Tally how many lines include "JSON". The number is the whole answer.
— Start Dataset content —
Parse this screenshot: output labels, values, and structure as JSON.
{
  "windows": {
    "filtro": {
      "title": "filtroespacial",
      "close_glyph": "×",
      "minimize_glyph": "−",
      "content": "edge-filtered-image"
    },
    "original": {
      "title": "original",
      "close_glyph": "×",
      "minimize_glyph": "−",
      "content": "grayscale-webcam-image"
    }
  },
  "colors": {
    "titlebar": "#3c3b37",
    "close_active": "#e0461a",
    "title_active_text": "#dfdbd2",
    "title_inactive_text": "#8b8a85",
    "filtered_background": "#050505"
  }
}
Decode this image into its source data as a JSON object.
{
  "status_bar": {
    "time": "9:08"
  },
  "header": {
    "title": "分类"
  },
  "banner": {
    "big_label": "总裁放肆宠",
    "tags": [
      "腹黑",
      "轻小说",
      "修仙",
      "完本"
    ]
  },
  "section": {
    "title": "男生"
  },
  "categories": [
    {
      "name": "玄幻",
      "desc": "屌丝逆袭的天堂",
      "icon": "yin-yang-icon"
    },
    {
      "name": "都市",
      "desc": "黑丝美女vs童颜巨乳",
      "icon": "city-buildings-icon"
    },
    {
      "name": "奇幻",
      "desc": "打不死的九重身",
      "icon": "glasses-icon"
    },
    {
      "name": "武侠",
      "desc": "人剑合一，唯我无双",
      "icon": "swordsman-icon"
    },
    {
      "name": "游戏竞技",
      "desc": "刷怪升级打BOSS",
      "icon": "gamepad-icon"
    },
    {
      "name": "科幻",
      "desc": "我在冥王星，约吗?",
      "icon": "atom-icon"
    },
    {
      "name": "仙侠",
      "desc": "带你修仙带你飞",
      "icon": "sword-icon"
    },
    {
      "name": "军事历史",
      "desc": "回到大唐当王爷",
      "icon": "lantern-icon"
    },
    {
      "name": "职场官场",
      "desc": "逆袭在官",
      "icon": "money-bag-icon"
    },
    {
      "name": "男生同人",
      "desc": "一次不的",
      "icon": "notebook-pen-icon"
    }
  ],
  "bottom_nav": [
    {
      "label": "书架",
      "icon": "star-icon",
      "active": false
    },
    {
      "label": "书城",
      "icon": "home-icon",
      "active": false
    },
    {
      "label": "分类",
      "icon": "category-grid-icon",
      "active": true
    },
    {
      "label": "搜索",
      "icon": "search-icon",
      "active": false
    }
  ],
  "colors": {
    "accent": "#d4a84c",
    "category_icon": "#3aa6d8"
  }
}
— End Dataset content —
- Task response -
2